» Task instructions: Make an exact copy of the records, dropping all pictures.
═════ Dataset rows ═════
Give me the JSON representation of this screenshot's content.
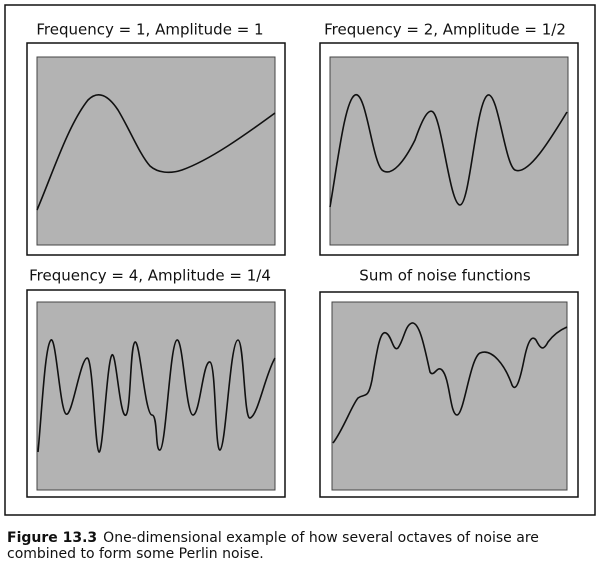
{
  "panels": [
    {
      "title": "Frequency = 1, Amplitude = 1"
    },
    {
      "title": "Frequency = 2, Amplitude = 1/2"
    },
    {
      "title": "Frequency = 4, Amplitude = 1/4"
    },
    {
      "title": "Sum of noise functions"
    }
  ],
  "caption": {
    "label": "Figure 13.3",
    "text": "One-dimensional example of how several octaves of noise are combined to form some Perlin noise."
  }
}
═════
» Solution below:
Give me the JSON representation of this screenshot's content.
{
  "panels": [
    {
      "title": "Frequency = 1, Amplitude = 1"
    },
    {
      "title": "Frequency = 2, Amplitude = 1/2"
    },
    {
      "title": "Frequency = 4, Amplitude = 1/4"
    },
    {
      "title": "Sum of noise functions"
    }
  ],
  "caption": {
    "label": "Figure 13.3",
    "text": "One-dimensional example of how several octaves of noise are combined to form some Perlin noise."
  }
}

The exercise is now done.